§ **RECORDS FOR THE TASK**
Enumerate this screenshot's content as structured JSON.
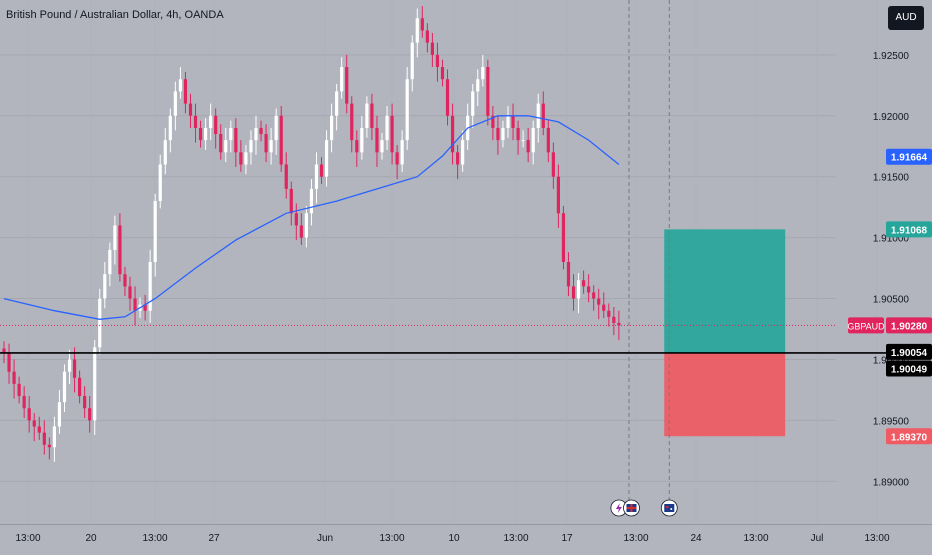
{
  "title": "British Pound / Australian Dollar, 4h, OANDA",
  "currency_button": "AUD",
  "colors": {
    "background": "#b2b5be",
    "up_candle": "#ffffff",
    "down_candle": "#e0245e",
    "moving_average": "#2962ff",
    "target_zone": "#26a69a",
    "stop_zone": "#f05a63",
    "last_price_label": "#e0245e",
    "entry_line": "#000000"
  },
  "chart_data": {
    "type": "candlestick",
    "title": "British Pound / Australian Dollar, 4h, OANDA",
    "symbol": "GBPAUD",
    "interval": "4h",
    "source": "OANDA",
    "quote_currency": "AUD",
    "ylim": [
      1.8865,
      1.9295
    ],
    "y_ticks": [
      "1.89000",
      "1.89500",
      "1.90000",
      "1.90500",
      "1.91000",
      "1.91500",
      "1.92000",
      "1.92500"
    ],
    "x_ticks": [
      "13:00",
      "20",
      "13:00",
      "27",
      "Jun",
      "13:00",
      "10",
      "13:00",
      "17",
      "13:00",
      "24",
      "13:00",
      "Jul",
      "13:00"
    ],
    "grid": true,
    "closes": [
      1.9005,
      1.899,
      1.898,
      1.897,
      1.896,
      1.895,
      1.8945,
      1.894,
      1.893,
      1.8928,
      1.8945,
      1.8965,
      1.899,
      1.9,
      1.8985,
      1.897,
      1.896,
      1.895,
      1.901,
      1.905,
      1.907,
      1.909,
      1.911,
      1.907,
      1.906,
      1.905,
      1.904,
      1.9045,
      1.904,
      1.908,
      1.913,
      1.916,
      1.918,
      1.92,
      1.922,
      1.923,
      1.921,
      1.92,
      1.919,
      1.918,
      1.919,
      1.92,
      1.9185,
      1.917,
      1.918,
      1.919,
      1.917,
      1.916,
      1.917,
      1.918,
      1.919,
      1.9185,
      1.917,
      1.918,
      1.92,
      1.916,
      1.914,
      1.912,
      1.911,
      1.91,
      1.912,
      1.914,
      1.916,
      1.915,
      1.918,
      1.92,
      1.922,
      1.924,
      1.921,
      1.918,
      1.917,
      1.919,
      1.921,
      1.919,
      1.917,
      1.918,
      1.92,
      1.917,
      1.916,
      1.918,
      1.923,
      1.926,
      1.928,
      1.927,
      1.926,
      1.925,
      1.924,
      1.923,
      1.92,
      1.917,
      1.916,
      1.918,
      1.92,
      1.922,
      1.923,
      1.924,
      1.92,
      1.919,
      1.918,
      1.919,
      1.92,
      1.919,
      1.918,
      1.918,
      1.917,
      1.919,
      1.921,
      1.919,
      1.917,
      1.915,
      1.912,
      1.908,
      1.906,
      1.905,
      1.9065,
      1.906,
      1.9055,
      1.905,
      1.9045,
      1.904,
      1.9035,
      1.903,
      1.9028
    ],
    "moving_average": {
      "name": "",
      "color": "#2962ff",
      "points": [
        [
          0,
          1.905
        ],
        [
          10,
          1.904
        ],
        [
          19,
          1.9033
        ],
        [
          24,
          1.9035
        ],
        [
          30,
          1.905
        ],
        [
          38,
          1.9075
        ],
        [
          46,
          1.9098
        ],
        [
          56,
          1.912
        ],
        [
          66,
          1.913
        ],
        [
          74,
          1.914
        ],
        [
          82,
          1.915
        ],
        [
          87,
          1.9167
        ],
        [
          92,
          1.919
        ],
        [
          98,
          1.92
        ],
        [
          104,
          1.92
        ],
        [
          110,
          1.9195
        ],
        [
          116,
          1.918
        ],
        [
          122,
          1.916
        ]
      ]
    },
    "current_ma_value": "1.91664",
    "last_price": "1.90280",
    "entry_line_price": 1.90054,
    "position": {
      "type": "long",
      "entry": "1.90049",
      "target": "1.91068",
      "stop": "1.89370",
      "start_bar": 131,
      "end_bar": 155
    },
    "vertical_markers": [
      {
        "bar": 124,
        "style": "dashed"
      },
      {
        "bar": 132,
        "style": "dashed"
      }
    ],
    "event_icons": [
      {
        "bar": 122,
        "name": "earnings-bolt-icon"
      },
      {
        "bar": 124.5,
        "name": "uk-flag-icon"
      },
      {
        "bar": 132,
        "name": "australia-flag-icon"
      }
    ]
  }
}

§ **INSTRUCTIONS TO FOLLOW**
Above are the records; reproduce them exactly and leave out the pictures.

§ **RESPONSE TO THIS EXERCISE**
Enumerate this screenshot's content as structured JSON.
{
  "title": "British Pound / Australian Dollar, 4h, OANDA",
  "currency_button": "AUD",
  "colors": {
    "background": "#b2b5be",
    "up_candle": "#ffffff",
    "down_candle": "#e0245e",
    "moving_average": "#2962ff",
    "target_zone": "#26a69a",
    "stop_zone": "#f05a63",
    "last_price_label": "#e0245e",
    "entry_line": "#000000"
  },
  "chart_data": {
    "type": "candlestick",
    "title": "British Pound / Australian Dollar, 4h, OANDA",
    "symbol": "GBPAUD",
    "interval": "4h",
    "source": "OANDA",
    "quote_currency": "AUD",
    "ylim": [
      1.8865,
      1.9295
    ],
    "y_ticks": [
      "1.89000",
      "1.89500",
      "1.90000",
      "1.90500",
      "1.91000",
      "1.91500",
      "1.92000",
      "1.92500"
    ],
    "x_ticks": [
      "13:00",
      "20",
      "13:00",
      "27",
      "Jun",
      "13:00",
      "10",
      "13:00",
      "17",
      "13:00",
      "24",
      "13:00",
      "Jul",
      "13:00"
    ],
    "grid": true,
    "closes": [
      1.9005,
      1.899,
      1.898,
      1.897,
      1.896,
      1.895,
      1.8945,
      1.894,
      1.893,
      1.8928,
      1.8945,
      1.8965,
      1.899,
      1.9,
      1.8985,
      1.897,
      1.896,
      1.895,
      1.901,
      1.905,
      1.907,
      1.909,
      1.911,
      1.907,
      1.906,
      1.905,
      1.904,
      1.9045,
      1.904,
      1.908,
      1.913,
      1.916,
      1.918,
      1.92,
      1.922,
      1.923,
      1.921,
      1.92,
      1.919,
      1.918,
      1.919,
      1.92,
      1.9185,
      1.917,
      1.918,
      1.919,
      1.917,
      1.916,
      1.917,
      1.918,
      1.919,
      1.9185,
      1.917,
      1.918,
      1.92,
      1.916,
      1.914,
      1.912,
      1.911,
      1.91,
      1.912,
      1.914,
      1.916,
      1.915,
      1.918,
      1.92,
      1.922,
      1.924,
      1.921,
      1.918,
      1.917,
      1.919,
      1.921,
      1.919,
      1.917,
      1.918,
      1.92,
      1.917,
      1.916,
      1.918,
      1.923,
      1.926,
      1.928,
      1.927,
      1.926,
      1.925,
      1.924,
      1.923,
      1.92,
      1.917,
      1.916,
      1.918,
      1.92,
      1.922,
      1.923,
      1.924,
      1.92,
      1.919,
      1.918,
      1.919,
      1.92,
      1.919,
      1.918,
      1.918,
      1.917,
      1.919,
      1.921,
      1.919,
      1.917,
      1.915,
      1.912,
      1.908,
      1.906,
      1.905,
      1.9065,
      1.906,
      1.9055,
      1.905,
      1.9045,
      1.904,
      1.9035,
      1.903,
      1.9028
    ],
    "moving_average": {
      "name": "",
      "color": "#2962ff",
      "points": [
        [
          0,
          1.905
        ],
        [
          10,
          1.904
        ],
        [
          19,
          1.9033
        ],
        [
          24,
          1.9035
        ],
        [
          30,
          1.905
        ],
        [
          38,
          1.9075
        ],
        [
          46,
          1.9098
        ],
        [
          56,
          1.912
        ],
        [
          66,
          1.913
        ],
        [
          74,
          1.914
        ],
        [
          82,
          1.915
        ],
        [
          87,
          1.9167
        ],
        [
          92,
          1.919
        ],
        [
          98,
          1.92
        ],
        [
          104,
          1.92
        ],
        [
          110,
          1.9195
        ],
        [
          116,
          1.918
        ],
        [
          122,
          1.916
        ]
      ]
    },
    "current_ma_value": "1.91664",
    "last_price": "1.90280",
    "entry_line_price": 1.90054,
    "position": {
      "type": "long",
      "entry": "1.90049",
      "target": "1.91068",
      "stop": "1.89370",
      "start_bar": 131,
      "end_bar": 155
    },
    "vertical_markers": [
      {
        "bar": 124,
        "style": "dashed"
      },
      {
        "bar": 132,
        "style": "dashed"
      }
    ],
    "event_icons": [
      {
        "bar": 122,
        "name": "earnings-bolt-icon"
      },
      {
        "bar": 124.5,
        "name": "uk-flag-icon"
      },
      {
        "bar": 132,
        "name": "australia-flag-icon"
      }
    ]
  }
}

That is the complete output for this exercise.